WORK TO COMPLETE.
Each record below must be returned exactly as shown.

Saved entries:
- - - - - - -

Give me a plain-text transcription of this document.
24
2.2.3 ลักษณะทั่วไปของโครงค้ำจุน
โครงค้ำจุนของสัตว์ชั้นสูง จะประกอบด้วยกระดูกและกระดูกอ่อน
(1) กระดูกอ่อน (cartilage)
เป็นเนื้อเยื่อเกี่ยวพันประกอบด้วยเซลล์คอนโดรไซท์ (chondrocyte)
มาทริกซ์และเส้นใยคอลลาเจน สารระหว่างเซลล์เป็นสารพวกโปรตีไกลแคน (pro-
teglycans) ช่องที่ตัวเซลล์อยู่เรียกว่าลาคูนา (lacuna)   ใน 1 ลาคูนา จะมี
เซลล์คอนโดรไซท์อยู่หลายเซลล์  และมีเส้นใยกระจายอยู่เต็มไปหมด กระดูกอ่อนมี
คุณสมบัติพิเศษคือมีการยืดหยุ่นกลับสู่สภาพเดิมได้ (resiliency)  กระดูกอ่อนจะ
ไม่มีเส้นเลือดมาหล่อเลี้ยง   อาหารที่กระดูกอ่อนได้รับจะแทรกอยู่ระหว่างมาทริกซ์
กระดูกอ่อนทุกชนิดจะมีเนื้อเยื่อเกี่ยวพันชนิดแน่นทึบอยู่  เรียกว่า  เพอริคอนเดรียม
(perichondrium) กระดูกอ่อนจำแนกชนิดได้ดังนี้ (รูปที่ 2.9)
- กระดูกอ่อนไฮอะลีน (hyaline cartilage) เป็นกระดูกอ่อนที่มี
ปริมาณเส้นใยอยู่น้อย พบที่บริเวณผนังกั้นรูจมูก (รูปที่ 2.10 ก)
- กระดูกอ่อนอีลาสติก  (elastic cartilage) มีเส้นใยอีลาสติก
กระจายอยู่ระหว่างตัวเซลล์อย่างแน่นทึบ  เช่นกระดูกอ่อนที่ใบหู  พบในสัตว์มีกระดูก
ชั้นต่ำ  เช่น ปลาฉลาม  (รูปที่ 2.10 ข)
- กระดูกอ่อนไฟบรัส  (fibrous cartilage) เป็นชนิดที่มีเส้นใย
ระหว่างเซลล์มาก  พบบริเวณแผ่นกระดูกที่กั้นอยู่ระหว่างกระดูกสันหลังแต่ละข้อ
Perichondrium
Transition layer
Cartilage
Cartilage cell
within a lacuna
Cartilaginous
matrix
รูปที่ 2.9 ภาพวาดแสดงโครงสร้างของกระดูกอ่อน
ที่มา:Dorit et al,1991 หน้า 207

- - - - - - -

CORRECT RESPONSE.
Give me a plain-text transcription of this document.
24
2.2.3 ลักษณะทั่วไปของโครงค้ำจุน
โครงค้ำจุนของสัตว์ชั้นสูง จะประกอบด้วยกระดูกและกระดูกอ่อน
(1) กระดูกอ่อน (cartilage)
เป็นเนื้อเยื่อเกี่ยวพันประกอบด้วยเซลล์คอนโดรไซท์ (chondrocyte)
มาทริกซ์และเส้นใยคอลลาเจน สารระหว่างเซลล์เป็นสารพวกโปรตีไกลแคน (pro-
teglycans) ช่องที่ตัวเซลล์อยู่เรียกว่าลาคูนา (lacuna)   ใน 1 ลาคูนา จะมี
เซลล์คอนโดรไซท์อยู่หลายเซลล์  และมีเส้นใยกระจายอยู่เต็มไปหมด กระดูกอ่อนมี
คุณสมบัติพิเศษคือมีการยืดหยุ่นกลับสู่สภาพเดิมได้ (resiliency)  กระดูกอ่อนจะ
ไม่มีเส้นเลือดมาหล่อเลี้ยง   อาหารที่กระดูกอ่อนได้รับจะแทรกอยู่ระหว่างมาทริกซ์
กระดูกอ่อนทุกชนิดจะมีเนื้อเยื่อเกี่ยวพันชนิดแน่นทึบอยู่  เรียกว่า  เพอริคอนเดรียม
(perichondrium) กระดูกอ่อนจำแนกชนิดได้ดังนี้ (รูปที่ 2.9)
- กระดูกอ่อนไฮอะลีน (hyaline cartilage) เป็นกระดูกอ่อนที่มี
ปริมาณเส้นใยอยู่น้อย พบที่บริเวณผนังกั้นรูจมูก (รูปที่ 2.10 ก)
- กระดูกอ่อนอีลาสติก  (elastic cartilage) มีเส้นใยอีลาสติก
กระจายอยู่ระหว่างตัวเซลล์อย่างแน่นทึบ  เช่นกระดูกอ่อนที่ใบหู  พบในสัตว์มีกระดูก
ชั้นต่ำ  เช่น ปลาฉลาม  (รูปที่ 2.10 ข)
- กระดูกอ่อนไฟบรัส  (fibrous cartilage) เป็นชนิดที่มีเส้นใย
ระหว่างเซลล์มาก  พบบริเวณแผ่นกระดูกที่กั้นอยู่ระหว่างกระดูกสันหลังแต่ละข้อ
Perichondrium
Transition layer
Cartilage
Cartilage cell
within a lacuna
Cartilaginous
matrix
รูปที่ 2.9 ภาพวาดแสดงโครงสร้างของกระดูกอ่อน
ที่มา:Dorit et al,1991 หน้า 207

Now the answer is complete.